§ **PROMPT**
Restate the listing below word for word, omitting any images.

§ **DATA LISTING**
=-=-=-=-=
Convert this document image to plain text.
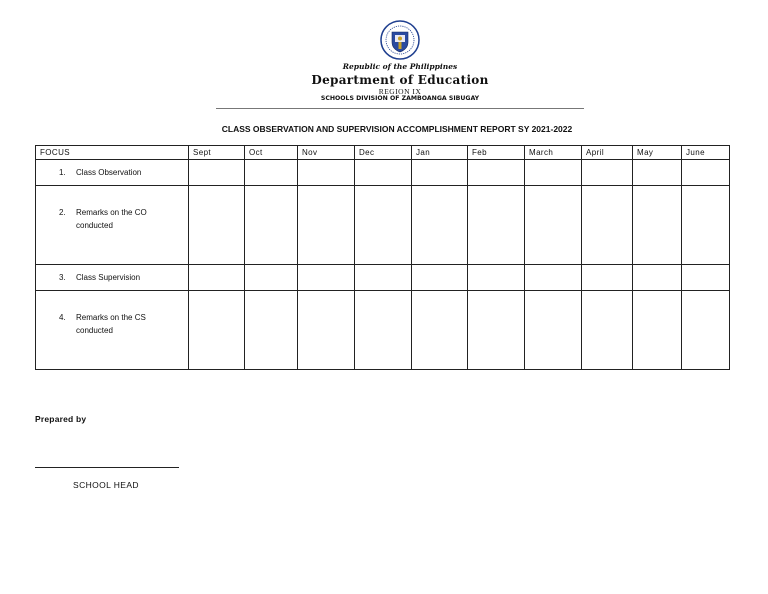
Republic of the Philippines
Department of Education
REGION IX
SCHOOLS DIVISION OF ZAMBOANGA SIBUGAY
CLASS OBSERVATION AND SUPERVISION ACCOMPLISHMENT REPORT SY 2021-2022
FOCUS	Sept	Oct	Nov	Dec	Jan	Feb	March	April	May	June

1. Class Observation										

2. Remarks on the CO conducted										

3. Class Supervision										

4. Remarks on the CS conducted										

Prepared by
SCHOOL HEAD
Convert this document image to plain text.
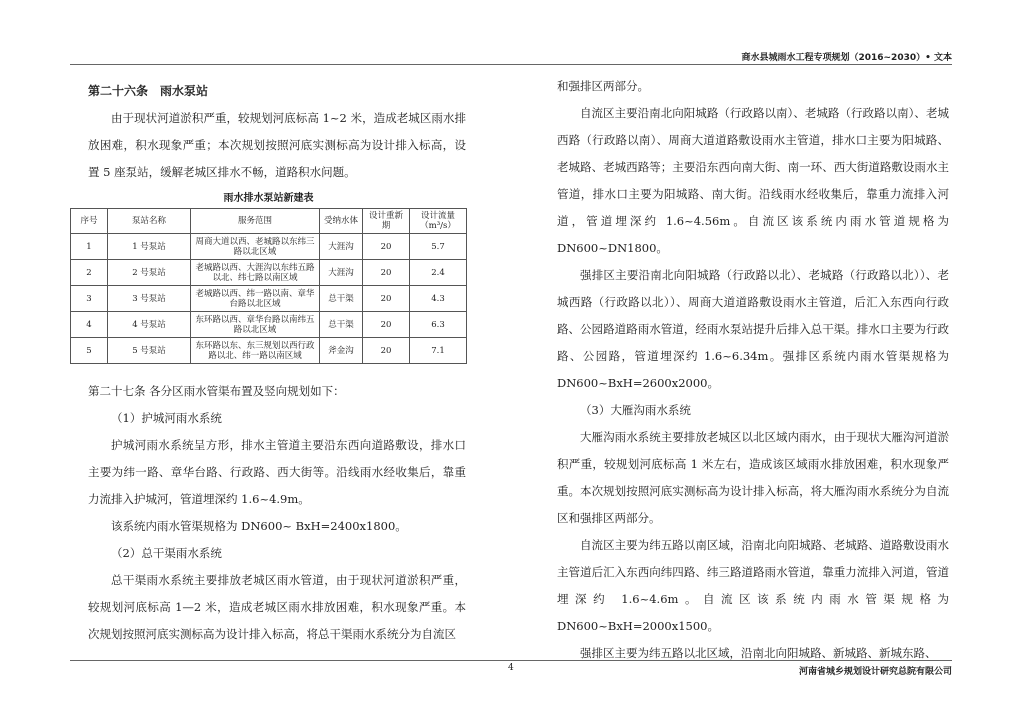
商水县城雨水工程专项规划（2016~2030）• 文本

第二十六条　雨水泵站

由于现状河道淤积严重，较规划河底标高 1~2 米，造成老城区雨水排放困难，积水现象严重；本次规划按照河底实测标高为设计排入标高，设置 5 座泵站，缓解老城区排水不畅，道路积水问题。

雨水排水泵站新建表
序号	泵站名称	服务范围	受纳水体	设计重新期	设计流量（m³/s）
1	1 号泵站	周商大道以西、老城路以东纬三路以北区域	大涯沟	20	5.7
2	2 号泵站	老城路以西、大涯沟以东纬五路以北、纬七路以南区域	大涯沟	20	2.4
3	3 号泵站	老城路以西、纬一路以南、章华台路以北区域	总干渠	20	4.3
4	4 号泵站	东环路以西、章华台路以南纬五路以北区域	总干渠	20	6.3
5	5 号泵站	东环路以东、东三规划以西行政路以北、纬一路以南区域	斧金沟	20	7.1

第二十七条 各分区雨水管渠布置及竖向规划如下：

（1）护城河雨水系统

护城河雨水系统呈方形，排水主管道主要沿东西向道路敷设，排水口主要为纬一路、章华台路、行政路、西大街等。沿线雨水经收集后，靠重力流排入护城河，管道埋深约 1.6~4.9m。

该系统内雨水管渠规格为 DN600~ BxH=2400x1800。

（2）总干渠雨水系统

总干渠雨水系统主要排放老城区雨水管道，由于现状河道淤积严重，较规划河底标高 1—2 米，造成老城区雨水排放困难，积水现象严重。本次规划按照河底实测标高为设计排入标高，将总干渠雨水系统分为自流区

和强排区两部分。

自流区主要沿南北向阳城路（行政路以南）、老城路（行政路以南）、老城西路（行政路以南）、周商大道道路敷设雨水主管道，排水口主要为阳城路、老城路、老城西路等；主要沿东西向南大街、南一环、西大街道路敷设雨水主管道，排水口主要为阳城路、南大街。沿线雨水经收集后，靠重力流排入河道，管道埋深约 1.6~4.56m。自流区该系统内雨水管道规格为 DN600~DN1800。

强排区主要沿南北向阳城路（行政路以北）、老城路（行政路以北））、老城西路（行政路以北））、周商大道道路敷设雨水主管道，后汇入东西向行政路、公园路道路雨水管道，经雨水泵站提升后排入总干渠。排水口主要为行政路、公园路，管道埋深约 1.6~6.34m。强排区系统内雨水管渠规格为 DN600~BxH=2600x2000。

（3）大雁沟雨水系统

大雁沟雨水系统主要排放老城区以北区域内雨水，由于现状大雁沟河道淤积严重，较规划河底标高 1 米左右，造成该区域雨水排放困难，积水现象严重。本次规划按照河底实测标高为设计排入标高，将大雁沟雨水系统分为自流区和强排区两部分。

自流区主要为纬五路以南区域，沿南北向阳城路、老城路、道路敷设雨水主管道后汇入东西向纬四路、纬三路道路雨水管道，靠重力流排入河道，管道埋深约 1.6~4.6m。自流区该系统内雨水管渠规格为 DN600~BxH=2000x1500。

强排区主要为纬五路以北区域，沿南北向阳城路、新城路、新城东路、

4	河南省城乡规划设计研究总院有限公司
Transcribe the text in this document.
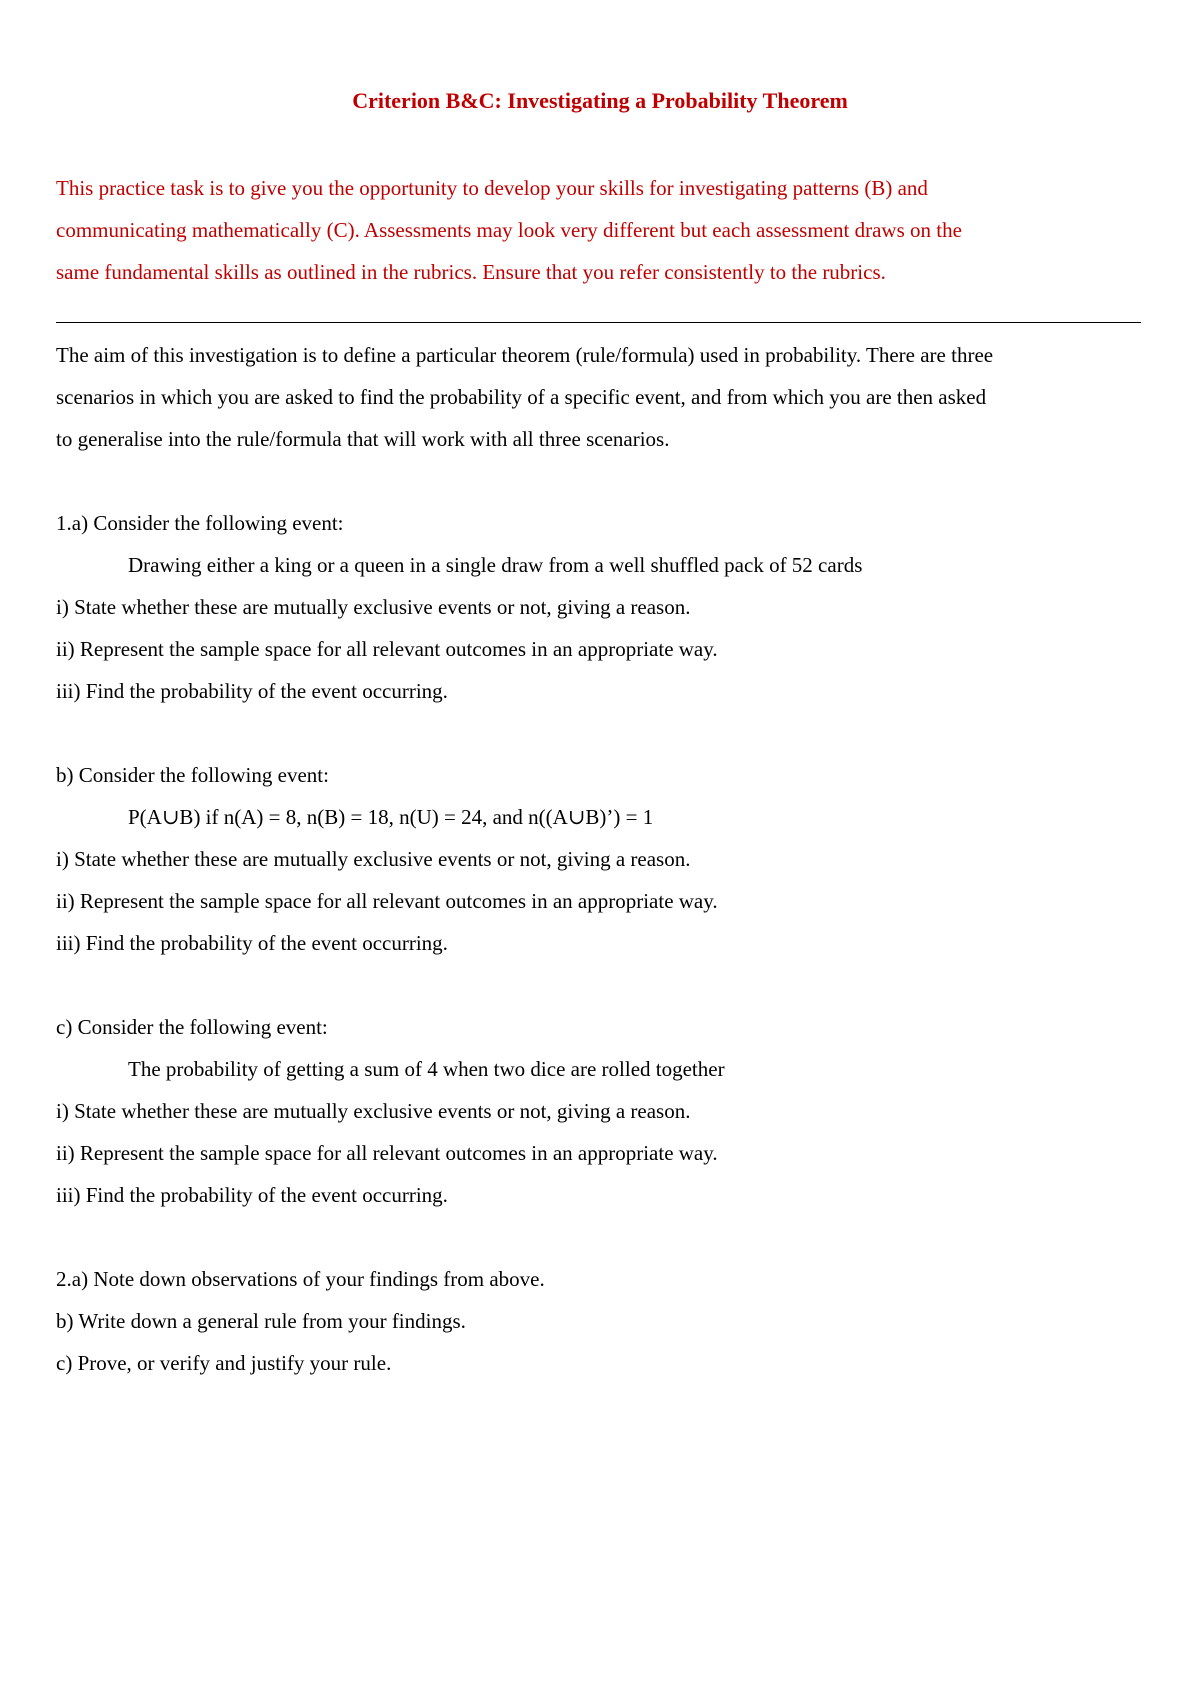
Criterion B&C: Investigating a Probability Theorem

This practice task is to give you the opportunity to develop your skills for investigating patterns (B) and
communicating mathematically (C). Assessments may look very different but each assessment draws on the
same fundamental skills as outlined in the rubrics. Ensure that you refer consistently to the rubrics.

The aim of this investigation is to define a particular theorem (rule/formula) used in probability. There are three
scenarios in which you are asked to find the probability of a specific event, and from which you are then asked
to generalise into the rule/formula that will work with all three scenarios.

1.a) Consider the following event:
Drawing either a king or a queen in a single draw from a well shuffled pack of 52 cards
i) State whether these are mutually exclusive events or not, giving a reason.
ii) Represent the sample space for all relevant outcomes in an appropriate way.
iii) Find the probability of the event occurring.
b) Consider the following event:
P(A∪B) if n(A) = 8, n(B) = 18, n(U) = 24, and n((A∪B)’) = 1
i) State whether these are mutually exclusive events or not, giving a reason.
ii) Represent the sample space for all relevant outcomes in an appropriate way.
iii) Find the probability of the event occurring.
c) Consider the following event:
The probability of getting a sum of 4 when two dice are rolled together
i) State whether these are mutually exclusive events or not, giving a reason.
ii) Represent the sample space for all relevant outcomes in an appropriate way.
iii) Find the probability of the event occurring.
2.a) Note down observations of your findings from above.
b) Write down a general rule from your findings.
c) Prove, or verify and justify your rule.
=-=-=-=-=
§ **EXERCISE RESPONSE**
Convert this document image to plain text.
Republic of the Philippines
Department of Education
REGION IX
SCHOOLS DIVISION OF ZAMBOANGA SIBUGAY
CLASS OBSERVATION AND SUPERVISION ACCOMPLISHMENT REPORT SY 2021-2022
FOCUS	Sept	Oct	Nov	Dec	Jan	Feb	March	April	May	June

1. Class Observation										

2. Remarks on the CO conducted										

3. Class Supervision										

4. Remarks on the CS conducted										

Prepared by
SCHOOL HEAD
Convert this document image to plain text.
商水县城雨水工程专项规划（2016~2030）• 文本

第二十六条　雨水泵站

由于现状河道淤积严重，较规划河底标高 1~2 米，造成老城区雨水排放困难，积水现象严重；本次规划按照河底实测标高为设计排入标高，设置 5 座泵站，缓解老城区排水不畅，道路积水问题。

雨水排水泵站新建表
序号	泵站名称	服务范围	受纳水体	设计重新期	设计流量（m³/s）
1	1 号泵站	周商大道以西、老城路以东纬三路以北区域	大涯沟	20	5.7
2	2 号泵站	老城路以西、大涯沟以东纬五路以北、纬七路以南区域	大涯沟	20	2.4
3	3 号泵站	老城路以西、纬一路以南、章华台路以北区域	总干渠	20	4.3
4	4 号泵站	东环路以西、章华台路以南纬五路以北区域	总干渠	20	6.3
5	5 号泵站	东环路以东、东三规划以西行政路以北、纬一路以南区域	斧金沟	20	7.1

第二十七条 各分区雨水管渠布置及竖向规划如下：

（1）护城河雨水系统

护城河雨水系统呈方形，排水主管道主要沿东西向道路敷设，排水口主要为纬一路、章华台路、行政路、西大街等。沿线雨水经收集后，靠重力流排入护城河，管道埋深约 1.6~4.9m。

该系统内雨水管渠规格为 DN600~ BxH=2400x1800。

（2）总干渠雨水系统

总干渠雨水系统主要排放老城区雨水管道，由于现状河道淤积严重，较规划河底标高 1—2 米，造成老城区雨水排放困难，积水现象严重。本次规划按照河底实测标高为设计排入标高，将总干渠雨水系统分为自流区

和强排区两部分。

自流区主要沿南北向阳城路（行政路以南）、老城路（行政路以南）、老城西路（行政路以南）、周商大道道路敷设雨水主管道，排水口主要为阳城路、老城路、老城西路等；主要沿东西向南大街、南一环、西大街道路敷设雨水主管道，排水口主要为阳城路、南大街。沿线雨水经收集后，靠重力流排入河道，管道埋深约 1.6~4.56m。自流区该系统内雨水管道规格为 DN600~DN1800。

强排区主要沿南北向阳城路（行政路以北）、老城路（行政路以北））、老城西路（行政路以北））、周商大道道路敷设雨水主管道，后汇入东西向行政路、公园路道路雨水管道，经雨水泵站提升后排入总干渠。排水口主要为行政路、公园路，管道埋深约 1.6~6.34m。强排区系统内雨水管渠规格为 DN600~BxH=2600x2000。

（3）大雁沟雨水系统

大雁沟雨水系统主要排放老城区以北区域内雨水，由于现状大雁沟河道淤积严重，较规划河底标高 1 米左右，造成该区域雨水排放困难，积水现象严重。本次规划按照河底实测标高为设计排入标高，将大雁沟雨水系统分为自流区和强排区两部分。

自流区主要为纬五路以南区域，沿南北向阳城路、老城路、道路敷设雨水主管道后汇入东西向纬四路、纬三路道路雨水管道，靠重力流排入河道，管道埋深约 1.6~4.6m。自流区该系统内雨水管渠规格为 DN600~BxH=2000x1500。

强排区主要为纬五路以北区域，沿南北向阳城路、新城路、新城东路、

4	河南省城乡规划设计研究总院有限公司
Transcribe the text in this document.
Criterion B&C: Investigating a Probability Theorem

This practice task is to give you the opportunity to develop your skills for investigating patterns (B) and
communicating mathematically (C). Assessments may look very different but each assessment draws on the
same fundamental skills as outlined in the rubrics. Ensure that you refer consistently to the rubrics.

The aim of this investigation is to define a particular theorem (rule/formula) used in probability. There are three
scenarios in which you are asked to find the probability of a specific event, and from which you are then asked
to generalise into the rule/formula that will work with all three scenarios.

1.a) Consider the following event:
Drawing either a king or a queen in a single draw from a well shuffled pack of 52 cards
i) State whether these are mutually exclusive events or not, giving a reason.
ii) Represent the sample space for all relevant outcomes in an appropriate way.
iii) Find the probability of the event occurring.
b) Consider the following event:
P(A∪B) if n(A) = 8, n(B) = 18, n(U) = 24, and n((A∪B)’) = 1
i) State whether these are mutually exclusive events or not, giving a reason.
ii) Represent the sample space for all relevant outcomes in an appropriate way.
iii) Find the probability of the event occurring.
c) Consider the following event:
The probability of getting a sum of 4 when two dice are rolled together
i) State whether these are mutually exclusive events or not, giving a reason.
ii) Represent the sample space for all relevant outcomes in an appropriate way.
iii) Find the probability of the event occurring.
2.a) Note down observations of your findings from above.
b) Write down a general rule from your findings.
c) Prove, or verify and justify your rule.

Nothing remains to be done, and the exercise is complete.